** Direction **
Collect all lines from the listing that include the string "PROFESIONAL".

Lines of data:

======

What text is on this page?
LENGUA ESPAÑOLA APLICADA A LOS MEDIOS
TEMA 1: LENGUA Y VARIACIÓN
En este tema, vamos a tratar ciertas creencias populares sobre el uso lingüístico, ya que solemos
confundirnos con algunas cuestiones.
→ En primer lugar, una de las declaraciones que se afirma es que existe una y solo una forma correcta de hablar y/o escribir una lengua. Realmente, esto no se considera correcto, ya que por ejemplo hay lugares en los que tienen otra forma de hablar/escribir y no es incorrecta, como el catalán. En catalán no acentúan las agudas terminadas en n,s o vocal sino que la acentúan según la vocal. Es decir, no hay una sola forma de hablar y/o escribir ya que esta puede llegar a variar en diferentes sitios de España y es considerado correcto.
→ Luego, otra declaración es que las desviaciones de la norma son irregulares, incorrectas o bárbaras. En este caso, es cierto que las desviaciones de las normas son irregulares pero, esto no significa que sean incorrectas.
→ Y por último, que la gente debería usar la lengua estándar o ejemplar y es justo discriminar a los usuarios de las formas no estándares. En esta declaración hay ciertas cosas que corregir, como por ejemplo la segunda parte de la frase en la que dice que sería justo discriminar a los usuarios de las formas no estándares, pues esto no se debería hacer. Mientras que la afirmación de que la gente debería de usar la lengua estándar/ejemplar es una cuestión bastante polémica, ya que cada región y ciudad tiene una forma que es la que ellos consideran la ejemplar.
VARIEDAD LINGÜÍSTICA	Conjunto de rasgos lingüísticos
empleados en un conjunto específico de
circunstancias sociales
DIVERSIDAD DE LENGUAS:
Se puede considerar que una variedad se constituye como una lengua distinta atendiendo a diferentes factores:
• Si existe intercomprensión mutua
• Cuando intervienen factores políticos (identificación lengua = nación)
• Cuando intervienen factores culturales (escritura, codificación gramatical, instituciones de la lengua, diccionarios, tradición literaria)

======

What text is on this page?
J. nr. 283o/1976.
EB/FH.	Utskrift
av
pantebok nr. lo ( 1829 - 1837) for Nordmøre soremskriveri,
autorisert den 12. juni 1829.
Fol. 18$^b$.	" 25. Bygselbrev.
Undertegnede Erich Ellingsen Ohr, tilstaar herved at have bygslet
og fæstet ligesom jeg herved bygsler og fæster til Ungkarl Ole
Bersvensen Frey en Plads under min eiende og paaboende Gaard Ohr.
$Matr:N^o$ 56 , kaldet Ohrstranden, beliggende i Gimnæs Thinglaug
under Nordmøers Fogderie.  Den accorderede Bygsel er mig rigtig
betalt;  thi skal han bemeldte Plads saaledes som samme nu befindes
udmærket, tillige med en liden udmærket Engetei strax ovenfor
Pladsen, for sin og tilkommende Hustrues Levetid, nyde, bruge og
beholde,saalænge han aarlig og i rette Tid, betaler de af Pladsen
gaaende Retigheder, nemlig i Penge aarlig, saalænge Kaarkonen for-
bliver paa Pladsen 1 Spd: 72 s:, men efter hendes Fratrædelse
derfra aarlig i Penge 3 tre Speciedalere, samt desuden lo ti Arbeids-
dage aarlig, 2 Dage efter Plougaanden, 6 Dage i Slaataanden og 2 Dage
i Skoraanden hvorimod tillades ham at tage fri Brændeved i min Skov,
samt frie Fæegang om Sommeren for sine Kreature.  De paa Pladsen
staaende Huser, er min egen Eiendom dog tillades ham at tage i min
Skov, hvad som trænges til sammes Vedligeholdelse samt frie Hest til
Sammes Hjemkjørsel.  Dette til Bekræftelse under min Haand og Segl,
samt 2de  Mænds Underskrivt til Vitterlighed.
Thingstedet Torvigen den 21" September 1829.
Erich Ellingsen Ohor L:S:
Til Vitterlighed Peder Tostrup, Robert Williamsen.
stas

======

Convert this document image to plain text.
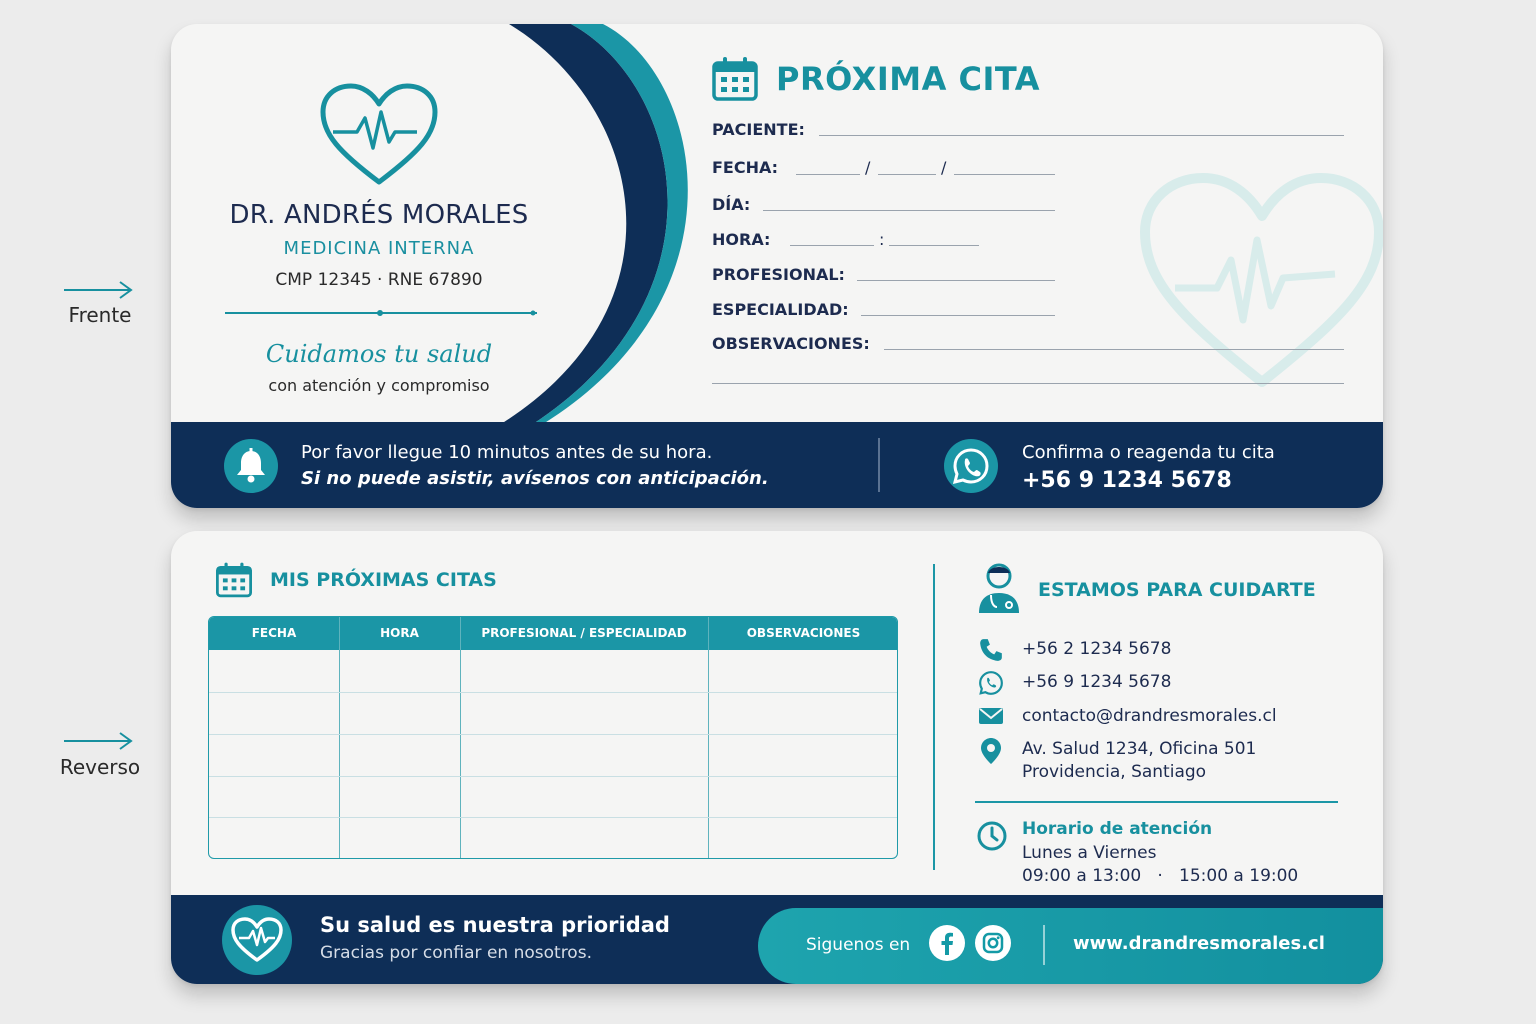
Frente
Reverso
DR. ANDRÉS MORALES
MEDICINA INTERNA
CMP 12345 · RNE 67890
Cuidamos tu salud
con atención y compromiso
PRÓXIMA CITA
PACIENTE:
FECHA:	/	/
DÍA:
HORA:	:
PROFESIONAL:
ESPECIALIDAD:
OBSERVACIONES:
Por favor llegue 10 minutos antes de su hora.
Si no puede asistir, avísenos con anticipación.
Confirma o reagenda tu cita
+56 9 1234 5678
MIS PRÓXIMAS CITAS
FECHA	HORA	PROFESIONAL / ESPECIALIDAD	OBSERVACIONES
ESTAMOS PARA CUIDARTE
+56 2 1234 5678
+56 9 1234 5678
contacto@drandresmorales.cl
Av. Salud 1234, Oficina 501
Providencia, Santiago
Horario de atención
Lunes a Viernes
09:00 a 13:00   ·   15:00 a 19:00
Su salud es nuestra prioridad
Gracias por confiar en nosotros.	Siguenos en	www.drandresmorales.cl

======

** Answer to this problem **
PROFESIONAL:
FECHA	HORA	PROFESIONAL / ESPECIALIDAD	OBSERVACIONES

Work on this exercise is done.